GOAL OF THE EXERCISE> Return all of the entries below word for word, leaving out the pictures.

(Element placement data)
^^^^
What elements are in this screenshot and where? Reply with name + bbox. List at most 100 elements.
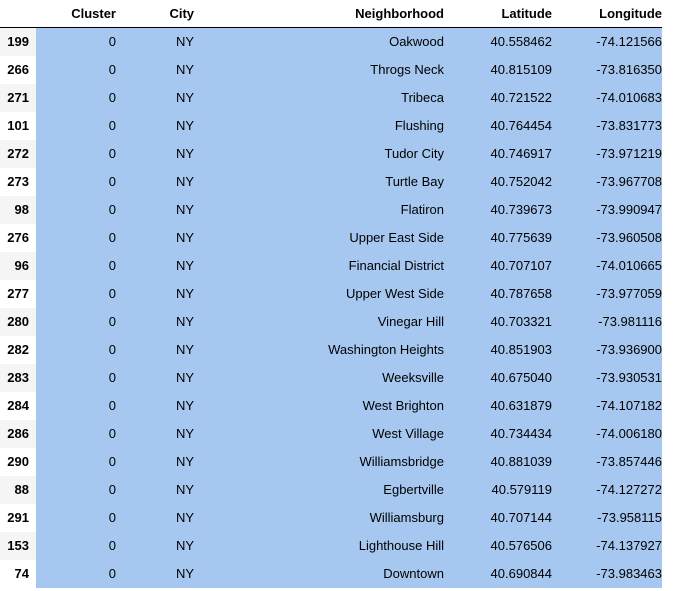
column-header-neighborhood: Neighborhood bbox=[194, 0, 444, 28]
cell-neighborhood: Throgs Neck bbox=[194, 56, 444, 84]
cell-cluster: 0 bbox=[36, 224, 116, 252]
cell-city: NY bbox=[116, 168, 194, 196]
table-body: 199 0 NY Oakwood 40.558462 -74.121566 266 0 NY Th… bbox=[0, 27, 662, 588]
cell-city: NY bbox=[116, 448, 194, 476]
table-row: 291 0 NY Williamsburg 40.707144 -73.958115 bbox=[0, 504, 662, 532]
row-index: 291 bbox=[0, 504, 36, 532]
row-index: 153 bbox=[0, 532, 36, 560]
cell-longitude: -73.960508 bbox=[552, 224, 662, 252]
cell-neighborhood: West Village bbox=[194, 420, 444, 448]
cell-latitude: 40.558462 bbox=[444, 27, 552, 56]
row-index: 88 bbox=[0, 476, 36, 504]
cell-city: NY bbox=[116, 392, 194, 420]
row-index: 271 bbox=[0, 84, 36, 112]
cell-latitude: 40.815109 bbox=[444, 56, 552, 84]
row-index: 283 bbox=[0, 364, 36, 392]
cell-city: NY bbox=[116, 336, 194, 364]
cell-longitude: -73.977059 bbox=[552, 280, 662, 308]
table-row: 199 0 NY Oakwood 40.558462 -74.121566 bbox=[0, 27, 662, 56]
cell-cluster: 0 bbox=[36, 196, 116, 224]
table-row: 101 0 NY Flushing 40.764454 -73.831773 bbox=[0, 112, 662, 140]
cell-latitude: 40.703321 bbox=[444, 308, 552, 336]
cell-neighborhood: Egbertville bbox=[194, 476, 444, 504]
cell-neighborhood: Williamsbridge bbox=[194, 448, 444, 476]
cell-neighborhood: Oakwood bbox=[194, 27, 444, 56]
cell-city: NY bbox=[116, 224, 194, 252]
cell-longitude: -74.010665 bbox=[552, 252, 662, 280]
table-row: 266 0 NY Throgs Neck 40.815109 -73.816350 bbox=[0, 56, 662, 84]
cell-longitude: -73.967708 bbox=[552, 168, 662, 196]
cell-longitude: -74.121566 bbox=[552, 27, 662, 56]
cell-cluster: 0 bbox=[36, 140, 116, 168]
cell-longitude: -74.127272 bbox=[552, 476, 662, 504]
table-row: 290 0 NY Williamsbridge 40.881039 -73.857446 bbox=[0, 448, 662, 476]
table-row: 284 0 NY West Brighton 40.631879 -74.107182 bbox=[0, 392, 662, 420]
header-row: Cluster City Neighborhood Latitude Longi… bbox=[0, 0, 662, 28]
cell-cluster: 0 bbox=[36, 392, 116, 420]
cell-neighborhood: Weeksville bbox=[194, 364, 444, 392]
row-index: 286 bbox=[0, 420, 36, 448]
cell-longitude: -74.107182 bbox=[552, 392, 662, 420]
cell-neighborhood: Washington Heights bbox=[194, 336, 444, 364]
cell-latitude: 40.775639 bbox=[444, 224, 552, 252]
column-header-longitude: Longitude bbox=[552, 0, 662, 28]
cell-cluster: 0 bbox=[36, 448, 116, 476]
cell-neighborhood: Lighthouse Hill bbox=[194, 532, 444, 560]
row-index: 280 bbox=[0, 308, 36, 336]
cell-cluster: 0 bbox=[36, 252, 116, 280]
cell-latitude: 40.734434 bbox=[444, 420, 552, 448]
cell-neighborhood: Financial District bbox=[194, 252, 444, 280]
row-index: 282 bbox=[0, 336, 36, 364]
cell-city: NY bbox=[116, 84, 194, 112]
table-row: 88 0 NY Egbertville 40.579119 -74.127272 bbox=[0, 476, 662, 504]
row-index: 290 bbox=[0, 448, 36, 476]
table-row: 74 0 NY Downtown 40.690844 -73.983463 bbox=[0, 560, 662, 588]
table-row: 280 0 NY Vinegar Hill 40.703321 -73.981116 bbox=[0, 308, 662, 336]
row-index: 101 bbox=[0, 112, 36, 140]
row-index: 276 bbox=[0, 224, 36, 252]
cell-city: NY bbox=[116, 476, 194, 504]
cell-city: NY bbox=[116, 420, 194, 448]
cell-neighborhood: West Brighton bbox=[194, 392, 444, 420]
cell-cluster: 0 bbox=[36, 112, 116, 140]
cell-city: NY bbox=[116, 308, 194, 336]
row-index: 272 bbox=[0, 140, 36, 168]
cell-longitude: -73.816350 bbox=[552, 56, 662, 84]
cell-city: NY bbox=[116, 560, 194, 588]
table-row: 286 0 NY West Village 40.734434 -74.006180 bbox=[0, 420, 662, 448]
row-index: 96 bbox=[0, 252, 36, 280]
column-header-latitude: Latitude bbox=[444, 0, 552, 28]
cell-longitude: -73.971219 bbox=[552, 140, 662, 168]
cell-cluster: 0 bbox=[36, 280, 116, 308]
cell-city: NY bbox=[116, 112, 194, 140]
cell-longitude: -74.006180 bbox=[552, 420, 662, 448]
table-row: 153 0 NY Lighthouse Hill 40.576506 -74.137927 bbox=[0, 532, 662, 560]
table-header: Cluster City Neighborhood Latitude Longi… bbox=[0, 0, 662, 28]
cell-longitude: -73.983463 bbox=[552, 560, 662, 588]
table-row: 272 0 NY Tudor City 40.746917 -73.971219 bbox=[0, 140, 662, 168]
cell-neighborhood: Turtle Bay bbox=[194, 168, 444, 196]
cell-cluster: 0 bbox=[36, 84, 116, 112]
dataframe-table: Cluster City Neighborhood Latitude Longi… bbox=[0, 0, 662, 588]
cell-latitude: 40.576506 bbox=[444, 532, 552, 560]
cell-neighborhood: Vinegar Hill bbox=[194, 308, 444, 336]
row-index: 273 bbox=[0, 168, 36, 196]
cell-neighborhood: Tudor City bbox=[194, 140, 444, 168]
cell-cluster: 0 bbox=[36, 168, 116, 196]
cell-latitude: 40.579119 bbox=[444, 476, 552, 504]
cell-neighborhood: Williamsburg bbox=[194, 504, 444, 532]
cell-city: NY bbox=[116, 252, 194, 280]
cell-cluster: 0 bbox=[36, 27, 116, 56]
cell-neighborhood: Tribeca bbox=[194, 84, 444, 112]
cell-latitude: 40.707107 bbox=[444, 252, 552, 280]
table-row: 283 0 NY Weeksville 40.675040 -73.930531 bbox=[0, 364, 662, 392]
cell-longitude: -74.137927 bbox=[552, 532, 662, 560]
row-index: 266 bbox=[0, 56, 36, 84]
cell-cluster: 0 bbox=[36, 308, 116, 336]
table-row: 282 0 NY Washington Heights 40.851903 -73.936… bbox=[0, 336, 662, 364]
cell-cluster: 0 bbox=[36, 504, 116, 532]
cell-latitude: 40.764454 bbox=[444, 112, 552, 140]
cell-longitude: -73.930531 bbox=[552, 364, 662, 392]
table-row: 273 0 NY Turtle Bay 40.752042 -73.967708 bbox=[0, 168, 662, 196]
cell-neighborhood: Flushing bbox=[194, 112, 444, 140]
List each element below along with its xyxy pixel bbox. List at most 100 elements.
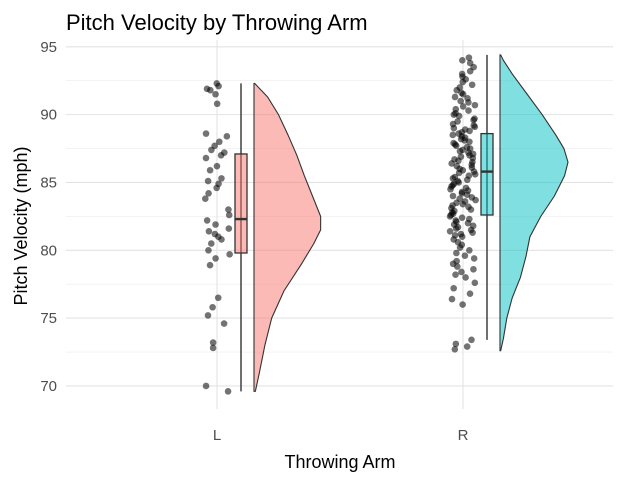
^^^^
THE OUTPUT>
What elements are in this screenshot and where? Reply with name + bbox. List at most 100 elements.
column-header-neighborhood: Neighborhood bbox=[194, 0, 444, 28]
cell-neighborhood: Throgs Neck bbox=[194, 56, 444, 84]
cell-cluster: 0 bbox=[36, 224, 116, 252]
cell-city: NY bbox=[116, 168, 194, 196]
table-body: 199 0 NY Oakwood 40.558462 -74.121566 266 0 NY Th… bbox=[0, 27, 662, 588]
cell-city: NY bbox=[116, 448, 194, 476]
table-row: 291 0 NY Williamsburg 40.707144 -73.958115 bbox=[0, 504, 662, 532]
row-index: 291 bbox=[0, 504, 36, 532]
row-index: 153 bbox=[0, 532, 36, 560]
cell-longitude: -73.960508 bbox=[552, 224, 662, 252]
cell-neighborhood: West Village bbox=[194, 420, 444, 448]
cell-latitude: 40.558462 bbox=[444, 27, 552, 56]
row-index: 88 bbox=[0, 476, 36, 504]
cell-city: NY bbox=[116, 392, 194, 420]
row-index: 271 bbox=[0, 84, 36, 112]
cell-latitude: 40.815109 bbox=[444, 56, 552, 84]
row-index: 283 bbox=[0, 364, 36, 392]
cell-city: NY bbox=[116, 336, 194, 364]
cell-longitude: -73.977059 bbox=[552, 280, 662, 308]
table-row: 199 0 NY Oakwood 40.558462 -74.121566 bbox=[0, 27, 662, 56]
cell-cluster: 0 bbox=[36, 196, 116, 224]
table-row: 101 0 NY Flushing 40.764454 -73.831773 bbox=[0, 112, 662, 140]
cell-latitude: 40.703321 bbox=[444, 308, 552, 336]
cell-neighborhood: Egbertville bbox=[194, 476, 444, 504]
cell-neighborhood: Williamsbridge bbox=[194, 448, 444, 476]
cell-neighborhood: Oakwood bbox=[194, 27, 444, 56]
cell-city: NY bbox=[116, 224, 194, 252]
cell-longitude: -74.010665 bbox=[552, 252, 662, 280]
table-row: 266 0 NY Throgs Neck 40.815109 -73.816350 bbox=[0, 56, 662, 84]
cell-longitude: -73.967708 bbox=[552, 168, 662, 196]
cell-longitude: -74.121566 bbox=[552, 27, 662, 56]
cell-cluster: 0 bbox=[36, 140, 116, 168]
cell-longitude: -74.127272 bbox=[552, 476, 662, 504]
table-row: 290 0 NY Williamsbridge 40.881039 -73.857446 bbox=[0, 448, 662, 476]
table-row: 284 0 NY West Brighton 40.631879 -74.107182 bbox=[0, 392, 662, 420]
header-row: Cluster City Neighborhood Latitude Longi… bbox=[0, 0, 662, 28]
cell-cluster: 0 bbox=[36, 392, 116, 420]
cell-neighborhood: Weeksville bbox=[194, 364, 444, 392]
row-index: 286 bbox=[0, 420, 36, 448]
cell-longitude: -74.107182 bbox=[552, 392, 662, 420]
cell-neighborhood: Washington Heights bbox=[194, 336, 444, 364]
cell-latitude: 40.775639 bbox=[444, 224, 552, 252]
column-header-longitude: Longitude bbox=[552, 0, 662, 28]
cell-cluster: 0 bbox=[36, 448, 116, 476]
cell-neighborhood: Lighthouse Hill bbox=[194, 532, 444, 560]
row-index: 280 bbox=[0, 308, 36, 336]
cell-cluster: 0 bbox=[36, 252, 116, 280]
cell-latitude: 40.734434 bbox=[444, 420, 552, 448]
cell-neighborhood: Financial District bbox=[194, 252, 444, 280]
row-index: 282 bbox=[0, 336, 36, 364]
cell-city: NY bbox=[116, 84, 194, 112]
table-row: 88 0 NY Egbertville 40.579119 -74.127272 bbox=[0, 476, 662, 504]
row-index: 290 bbox=[0, 448, 36, 476]
table-row: 74 0 NY Downtown 40.690844 -73.983463 bbox=[0, 560, 662, 588]
table-row: 280 0 NY Vinegar Hill 40.703321 -73.981116 bbox=[0, 308, 662, 336]
row-index: 101 bbox=[0, 112, 36, 140]
row-index: 276 bbox=[0, 224, 36, 252]
cell-city: NY bbox=[116, 476, 194, 504]
cell-city: NY bbox=[116, 420, 194, 448]
cell-neighborhood: West Brighton bbox=[194, 392, 444, 420]
cell-cluster: 0 bbox=[36, 112, 116, 140]
cell-city: NY bbox=[116, 308, 194, 336]
row-index: 272 bbox=[0, 140, 36, 168]
cell-longitude: -73.816350 bbox=[552, 56, 662, 84]
cell-city: NY bbox=[116, 560, 194, 588]
table-row: 286 0 NY West Village 40.734434 -74.006180 bbox=[0, 420, 662, 448]
row-index: 96 bbox=[0, 252, 36, 280]
column-header-latitude: Latitude bbox=[444, 0, 552, 28]
cell-longitude: -73.971219 bbox=[552, 140, 662, 168]
cell-cluster: 0 bbox=[36, 280, 116, 308]
cell-city: NY bbox=[116, 112, 194, 140]
cell-longitude: -74.006180 bbox=[552, 420, 662, 448]
table-row: 153 0 NY Lighthouse Hill 40.576506 -74.137927 bbox=[0, 532, 662, 560]
table-header: Cluster City Neighborhood Latitude Longi… bbox=[0, 0, 662, 28]
cell-longitude: -73.983463 bbox=[552, 560, 662, 588]
table-row: 272 0 NY Tudor City 40.746917 -73.971219 bbox=[0, 140, 662, 168]
cell-neighborhood: Turtle Bay bbox=[194, 168, 444, 196]
cell-cluster: 0 bbox=[36, 84, 116, 112]
dataframe-table: Cluster City Neighborhood Latitude Longi… bbox=[0, 0, 662, 588]
cell-latitude: 40.576506 bbox=[444, 532, 552, 560]
cell-neighborhood: Vinegar Hill bbox=[194, 308, 444, 336]
row-index: 273 bbox=[0, 168, 36, 196]
cell-neighborhood: Tudor City bbox=[194, 140, 444, 168]
cell-cluster: 0 bbox=[36, 168, 116, 196]
cell-latitude: 40.579119 bbox=[444, 476, 552, 504]
cell-neighborhood: Williamsburg bbox=[194, 504, 444, 532]
cell-city: NY bbox=[116, 252, 194, 280]
cell-cluster: 0 bbox=[36, 27, 116, 56]
cell-neighborhood: Tribeca bbox=[194, 84, 444, 112]
cell-latitude: 40.707107 bbox=[444, 252, 552, 280]
table-row: 283 0 NY Weeksville 40.675040 -73.930531 bbox=[0, 364, 662, 392]
cell-longitude: -74.137927 bbox=[552, 532, 662, 560]
row-index: 266 bbox=[0, 56, 36, 84]
cell-cluster: 0 bbox=[36, 308, 116, 336]
table-row: 282 0 NY Washington Heights 40.851903 -73.936… bbox=[0, 336, 662, 364]
cell-cluster: 0 bbox=[36, 504, 116, 532]
cell-latitude: 40.764454 bbox=[444, 112, 552, 140]
cell-longitude: -73.930531 bbox=[552, 364, 662, 392]
table-row: 273 0 NY Turtle Bay 40.752042 -73.967708 bbox=[0, 168, 662, 196]
cell-neighborhood: Flushing bbox=[194, 112, 444, 140]
List each element below along with its xyxy pixel bbox. List at most 100 elements.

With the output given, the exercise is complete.